### Set exercise 1
Write out everything in the AWS setup article from "Caching: AWS CloudFront" down to "accomplish that task.", inclusive.
### Set exercise 2
In the AWS setup article, condense the paragraph beginning "CloudFront is Amazon’s CDN service" into a short bulleted list that keeps its main facts.

### Document segment

* * * * * * * * *

Upload content: Amazon S3

Update 2016/07/11: AWS has released EFS, which is a better choice for our Drupal 7 setup than using S3. Check this blog post for a newer stack that replaces S3 with EFS.

Since our setup will include web servers running on AWS EC2 that will scale in and out depending on the usage, we cannot have any permanent data inside of them. All the content that gets uploaded by Drupal will have to be stored in a central file storage that is accessible by all web servers: Amazon S3.

Drupal can not use S3 out of the box, but there are https://drupal.org/download available to achieve this. When writing this blog post I was still experimenting which one was best suited for the task, I’ll update this post later on with my findings.

While S3 has versioning support, it’s not a bad idea to have a second AWS account copy all the files from S3 every day, hour or even when they get created.

Besides the user uploaded content we will store another type of files in S3: configuration files used by instances and load balancers. More about this later.

Memcached: AWS Elasticache

There’s not much to say about Elasticache. Simply create a memcached server and configure your instances to use it.

Caching: AWS CloudFront

CloudFront is Amazon’s CDN service with edge locations all over the world. The most important though to know here is that invalidating requests is not easy and you should pretty much rely on your Drupal site setting the correct cache headers for each request it serves. If you need to clear your entire cache, it might be easier (and cheaper) to just create a new CloudFront distribution and delete the old one.

We use CloudFront like you would use any other cache: just put it in front of the web server. In this case it will be put in front of the Elastic Load Balancer (see next topic) with the DNS record for our site pointing to the CloudFront distribution.

Web servers and AutoScaling: Amazon EC2

Now we get to the core of the setup: the actual web servers. We will be using a set of AWS EC2 services to accomplish that task.

Let’s start with pointing out that our Drupal code is in a Docker container, pushed to a (public or private) repository. The EC2 instances can reach the registry and can check out the images without authentication.

Configuring our EC2 instances will be done by something called a Launch Configurations. A Launch Configuration can be best seen as a configuration file that will be used by an Auto Scaling Group to create servers. The Launch Configuration contains the base server image to be used, the type of EC2 instance to be used, some other things I will not go into detail here, and most important: the user-data script.

* * * * * * * * *

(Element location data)
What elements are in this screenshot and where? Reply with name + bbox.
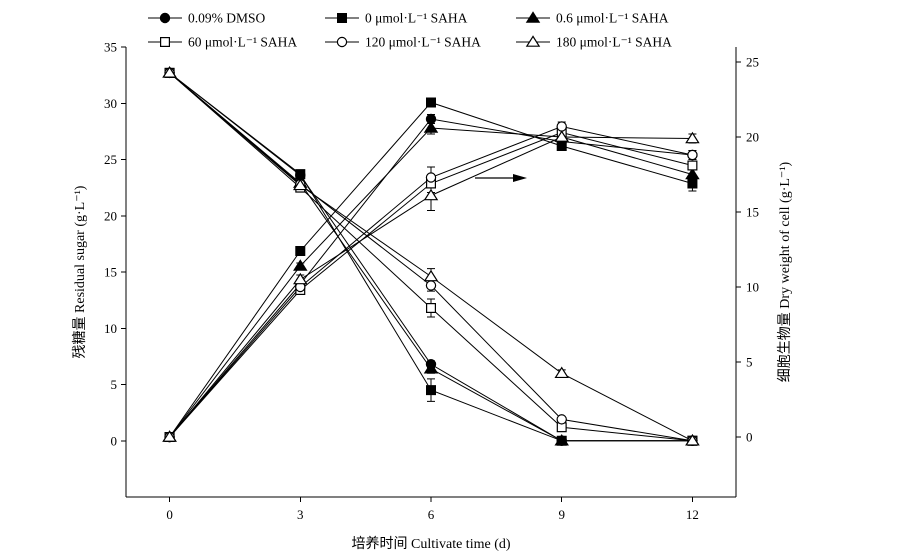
right-y-ticks: 0 5 10 15 20 25	[736, 55, 759, 445]
legend-label: 60 μmol·L⁻¹ SAHA	[188, 35, 297, 50]
dry-weight-point	[295, 246, 306, 257]
dry-weight-point	[556, 141, 567, 152]
dry-weight-point	[423, 188, 439, 201]
left-y-tick-label: 0	[111, 433, 118, 448]
right-y-tick-label: 25	[746, 55, 759, 70]
legend-item-0-6-saha: 0.6 μmol·L⁻¹ SAHA	[516, 11, 669, 26]
right-axis-arrow	[475, 174, 527, 182]
right-y-tick-label: 0	[746, 430, 753, 445]
residual-sugar-point	[162, 66, 177, 78]
legend-item-60-saha: 60 μmol·L⁻¹ SAHA	[148, 35, 297, 50]
residual-sugar-point	[293, 178, 308, 191]
left-y-tick-label: 20	[104, 208, 117, 223]
x-ticks: 0 3 6 9 12	[166, 497, 699, 522]
legend-label: 180 μmol·L⁻¹ SAHA	[556, 35, 672, 50]
residual-sugar-point	[423, 269, 439, 282]
residual-sugar-point	[554, 434, 569, 446]
legend-item-0-09-dmso: 0.09% DMSO	[148, 11, 266, 26]
right-y-tick-label: 15	[746, 205, 759, 220]
dry-weight-point	[685, 167, 700, 180]
dry-weight-point	[554, 130, 569, 142]
legend-marker-filled-circle	[159, 12, 171, 24]
residual-sugar-point	[425, 280, 437, 291]
x-tick-label: 12	[686, 507, 699, 522]
dry-weight-point	[293, 259, 308, 271]
legend-marker-filled-square	[337, 13, 348, 24]
dry-weight-point	[425, 172, 437, 183]
residual-sugar-point	[423, 362, 439, 374]
x-axis-label: 培养时间 Cultivate time (d)	[351, 536, 510, 552]
x-tick-label: 9	[558, 507, 565, 522]
x-tick-label: 0	[166, 507, 173, 522]
legend-item-120-saha: 120 μmol·L⁻¹ SAHA	[325, 35, 481, 50]
left-y-tick-label: 30	[104, 96, 117, 111]
x-tick-label: 3	[297, 507, 304, 522]
residual-sugar-point	[556, 414, 567, 425]
legend-item-180-saha: 180 μmol·L⁻¹ SAHA	[516, 35, 672, 50]
legend-label: 0.09% DMSO	[188, 11, 266, 26]
legend-marker-open-square	[160, 36, 171, 47]
legend-item-0-saha: 0 μmol·L⁻¹ SAHA	[325, 11, 468, 26]
dry-weight-point	[687, 178, 698, 189]
legend-marker-open-circle	[336, 36, 348, 48]
right-y-tick-label: 20	[746, 130, 759, 145]
dry-weight-point	[293, 272, 308, 285]
left-y-tick-label: 5	[111, 377, 118, 392]
left-y-axis-label: 残糖量 Residual sugar (g·L⁻¹)	[72, 185, 88, 358]
left-y-tick-label: 25	[104, 152, 117, 167]
right-y-tick-label: 10	[746, 280, 759, 295]
residual-sugar-point	[426, 385, 437, 396]
legend-label: 120 μmol·L⁻¹ SAHA	[365, 35, 481, 50]
dry-weight-point	[685, 131, 700, 144]
left-y-tick-label: 10	[104, 321, 117, 336]
x-tick-label: 6	[428, 507, 435, 522]
dry-weight-point	[556, 121, 567, 132]
legend-marker-open-triangle	[525, 35, 541, 47]
right-y-tick-label: 5	[746, 355, 753, 370]
arrow-head	[513, 174, 527, 182]
dry-weight-point	[423, 121, 439, 133]
dry-weight-point	[426, 97, 437, 108]
residual-sugar-point	[426, 303, 437, 314]
dry-weight-point	[687, 160, 698, 171]
dry-weight-point	[687, 149, 698, 161]
residual-sugar-point	[685, 434, 700, 446]
legend-marker-filled-triangle	[525, 11, 541, 23]
residual-sugar-point	[554, 366, 569, 379]
right-y-axis-label: 细胞生物量 Dry weight of cell (g·L⁻¹)	[777, 161, 793, 382]
left-y-ticks: 0 5 10 15 20 25 30 35	[104, 40, 126, 448]
left-y-tick-label: 15	[104, 265, 117, 280]
data-points	[162, 66, 700, 446]
legend-label: 0 μmol·L⁻¹ SAHA	[365, 11, 468, 26]
left-y-tick-label: 35	[104, 40, 117, 55]
dry-weight-point	[162, 430, 177, 442]
legend: 0.09% DMSO 0 μmol·L⁻¹ SAHA 0.6 μmol·L⁻¹ SA…	[148, 11, 672, 50]
legend-label: 0.6 μmol·L⁻¹ SAHA	[556, 11, 669, 26]
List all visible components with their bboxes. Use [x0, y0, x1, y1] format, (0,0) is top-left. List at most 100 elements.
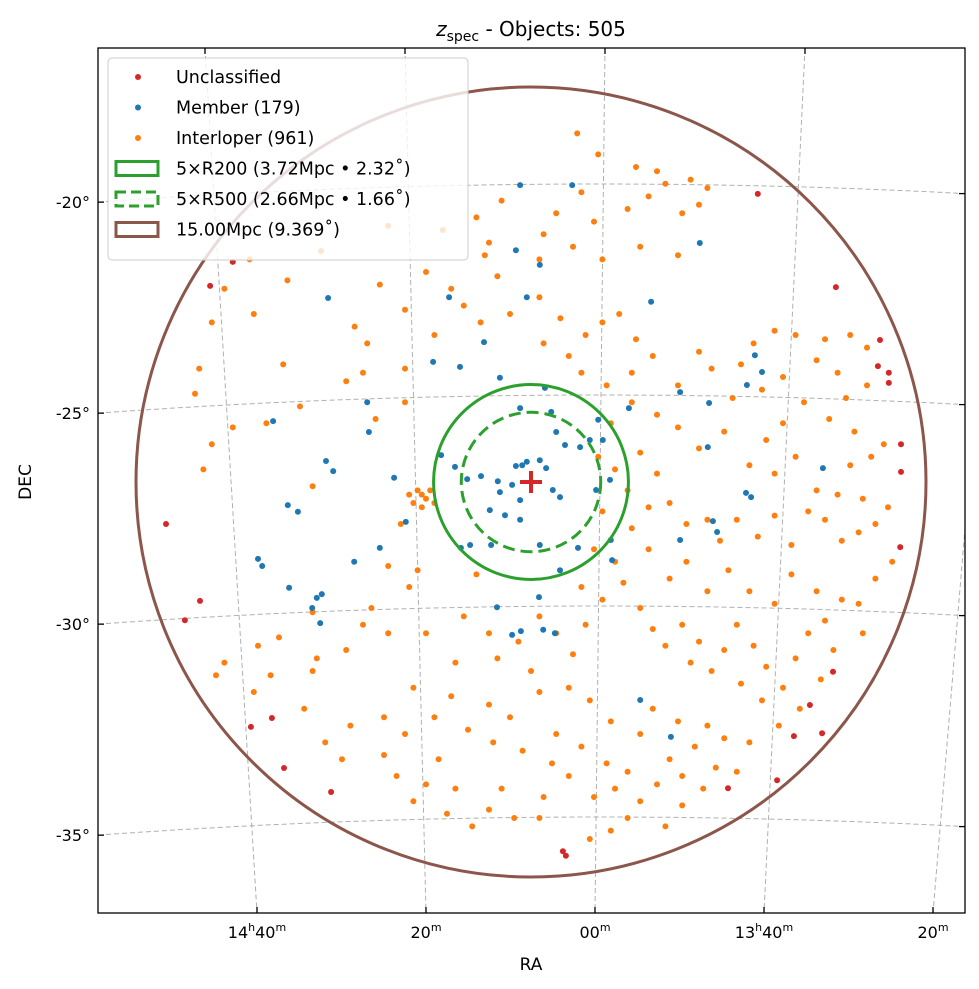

* * * * * * * * *

### Final answer 1
Caching: AWS CloudFront

CloudFront is Amazon’s CDN service with edge locations all over the world. The most important though to know here is that invalidating requests is not easy and you should pretty much rely on your Drupal site setting the correct cache headers for each request it serves. If you need to clear your entire cache, it might be easier (and cheaper) to just create a new CloudFront distribution and delete the old one.

We use CloudFront like you would use any other cache: just put it in front of the web server. In this case it will be put in front of the Elastic Load Balancer (see next topic) with the DNS record for our site pointing to the CloudFront distribution.

Web servers and AutoScaling: Amazon EC2

Now we get to the core of the setup: the actual web servers. We will be using a set of AWS EC2 services to accomplish that task.

### Final answer 2
- CloudFront is Amazon’s CDN service, with edge locations all over the world.
- Invalidating requests is not easy, so the Drupal site should set the correct cache headers for each request it serves.
- To clear the entire cache, it may be easier and cheaper to create a new CloudFront distribution and delete the old one.